Records for the task:
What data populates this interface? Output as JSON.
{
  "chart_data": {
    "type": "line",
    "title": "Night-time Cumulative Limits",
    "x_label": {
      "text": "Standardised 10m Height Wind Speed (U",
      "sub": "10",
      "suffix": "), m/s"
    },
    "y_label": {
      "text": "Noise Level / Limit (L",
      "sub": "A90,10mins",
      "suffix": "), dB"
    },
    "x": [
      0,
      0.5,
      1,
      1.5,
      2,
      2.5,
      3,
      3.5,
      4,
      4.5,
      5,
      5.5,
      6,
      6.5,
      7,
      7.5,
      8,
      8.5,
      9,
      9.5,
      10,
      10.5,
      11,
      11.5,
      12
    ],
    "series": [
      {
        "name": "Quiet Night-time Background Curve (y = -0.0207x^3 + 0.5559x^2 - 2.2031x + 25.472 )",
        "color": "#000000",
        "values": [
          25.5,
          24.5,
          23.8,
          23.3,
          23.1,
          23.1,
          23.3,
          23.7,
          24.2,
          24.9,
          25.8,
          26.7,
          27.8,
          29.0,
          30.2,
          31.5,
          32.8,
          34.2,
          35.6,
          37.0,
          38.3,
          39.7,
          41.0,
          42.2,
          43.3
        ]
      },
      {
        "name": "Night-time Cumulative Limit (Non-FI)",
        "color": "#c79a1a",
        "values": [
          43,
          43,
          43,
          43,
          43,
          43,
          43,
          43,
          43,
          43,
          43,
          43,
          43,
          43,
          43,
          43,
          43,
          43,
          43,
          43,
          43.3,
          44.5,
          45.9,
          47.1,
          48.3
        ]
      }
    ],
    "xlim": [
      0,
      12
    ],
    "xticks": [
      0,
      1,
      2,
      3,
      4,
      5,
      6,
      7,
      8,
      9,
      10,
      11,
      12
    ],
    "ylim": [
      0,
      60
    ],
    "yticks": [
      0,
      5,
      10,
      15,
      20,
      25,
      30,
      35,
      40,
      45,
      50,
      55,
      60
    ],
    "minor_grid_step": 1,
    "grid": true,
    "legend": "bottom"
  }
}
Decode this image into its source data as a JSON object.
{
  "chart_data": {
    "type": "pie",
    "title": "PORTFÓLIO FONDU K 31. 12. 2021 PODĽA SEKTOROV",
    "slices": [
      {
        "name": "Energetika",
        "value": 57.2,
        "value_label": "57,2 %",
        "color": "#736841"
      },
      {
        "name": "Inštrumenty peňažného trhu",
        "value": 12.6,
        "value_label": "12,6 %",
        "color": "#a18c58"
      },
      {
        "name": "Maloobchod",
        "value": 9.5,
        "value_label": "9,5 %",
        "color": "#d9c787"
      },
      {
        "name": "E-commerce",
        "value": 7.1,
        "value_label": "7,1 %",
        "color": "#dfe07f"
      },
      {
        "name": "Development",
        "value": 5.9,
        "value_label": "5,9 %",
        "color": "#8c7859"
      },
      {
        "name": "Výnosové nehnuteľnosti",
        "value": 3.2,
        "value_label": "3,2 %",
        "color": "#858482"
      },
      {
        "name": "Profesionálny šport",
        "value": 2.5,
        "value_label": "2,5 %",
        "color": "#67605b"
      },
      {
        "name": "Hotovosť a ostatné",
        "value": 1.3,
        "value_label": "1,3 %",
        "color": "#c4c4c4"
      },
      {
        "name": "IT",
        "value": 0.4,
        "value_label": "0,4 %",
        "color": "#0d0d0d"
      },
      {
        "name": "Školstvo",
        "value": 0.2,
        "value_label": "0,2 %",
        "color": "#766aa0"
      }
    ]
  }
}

Requirements:
Return the listing above in its exact form.

Solution below:
What data populates this interface? Output as JSON.
{
  "chart_data": {
    "type": "line",
    "title": "Night-time Cumulative Limits",
    "x_label": {
      "text": "Standardised 10m Height Wind Speed (U",
      "sub": "10",
      "suffix": "), m/s"
    },
    "y_label": {
      "text": "Noise Level / Limit (L",
      "sub": "A90,10mins",
      "suffix": "), dB"
    },
    "x": [
      0,
      0.5,
      1,
      1.5,
      2,
      2.5,
      3,
      3.5,
      4,
      4.5,
      5,
      5.5,
      6,
      6.5,
      7,
      7.5,
      8,
      8.5,
      9,
      9.5,
      10,
      10.5,
      11,
      11.5,
      12
    ],
    "series": [
      {
        "name": "Quiet Night-time Background Curve (y = -0.0207x^3 + 0.5559x^2 - 2.2031x + 25.472 )",
        "color": "#000000",
        "values": [
          25.5,
          24.5,
          23.8,
          23.3,
          23.1,
          23.1,
          23.3,
          23.7,
          24.2,
          24.9,
          25.8,
          26.7,
          27.8,
          29.0,
          30.2,
          31.5,
          32.8,
          34.2,
          35.6,
          37.0,
          38.3,
          39.7,
          41.0,
          42.2,
          43.3
        ]
      },
      {
        "name": "Night-time Cumulative Limit (Non-FI)",
        "color": "#c79a1a",
        "values": [
          43,
          43,
          43,
          43,
          43,
          43,
          43,
          43,
          43,
          43,
          43,
          43,
          43,
          43,
          43,
          43,
          43,
          43,
          43,
          43,
          43.3,
          44.5,
          45.9,
          47.1,
          48.3
        ]
      }
    ],
    "xlim": [
      0,
      12
    ],
    "xticks": [
      0,
      1,
      2,
      3,
      4,
      5,
      6,
      7,
      8,
      9,
      10,
      11,
      12
    ],
    "ylim": [
      0,
      60
    ],
    "yticks": [
      0,
      5,
      10,
      15,
      20,
      25,
      30,
      35,
      40,
      45,
      50,
      55,
      60
    ],
    "minor_grid_step": 1,
    "grid": true,
    "legend": "bottom"
  }
}
Decode this image into its source data as a JSON object.
{
  "chart_data": {
    "type": "pie",
    "title": "PORTFÓLIO FONDU K 31. 12. 2021 PODĽA SEKTOROV",
    "slices": [
      {
        "name": "Energetika",
        "value": 57.2,
        "value_label": "57,2 %",
        "color": "#736841"
      },
      {
        "name": "Inštrumenty peňažného trhu",
        "value": 12.6,
        "value_label": "12,6 %",
        "color": "#a18c58"
      },
      {
        "name": "Maloobchod",
        "value": 9.5,
        "value_label": "9,5 %",
        "color": "#d9c787"
      },
      {
        "name": "E-commerce",
        "value": 7.1,
        "value_label": "7,1 %",
        "color": "#dfe07f"
      },
      {
        "name": "Development",
        "value": 5.9,
        "value_label": "5,9 %",
        "color": "#8c7859"
      },
      {
        "name": "Výnosové nehnuteľnosti",
        "value": 3.2,
        "value_label": "3,2 %",
        "color": "#858482"
      },
      {
        "name": "Profesionálny šport",
        "value": 2.5,
        "value_label": "2,5 %",
        "color": "#67605b"
      },
      {
        "name": "Hotovosť a ostatné",
        "value": 1.3,
        "value_label": "1,3 %",
        "color": "#c4c4c4"
      },
      {
        "name": "IT",
        "value": 0.4,
        "value_label": "0,4 %",
        "color": "#0d0d0d"
      },
      {
        "name": "Školstvo",
        "value": 0.2,
        "value_label": "0,2 %",
        "color": "#766aa0"
      }
    ]
  }
}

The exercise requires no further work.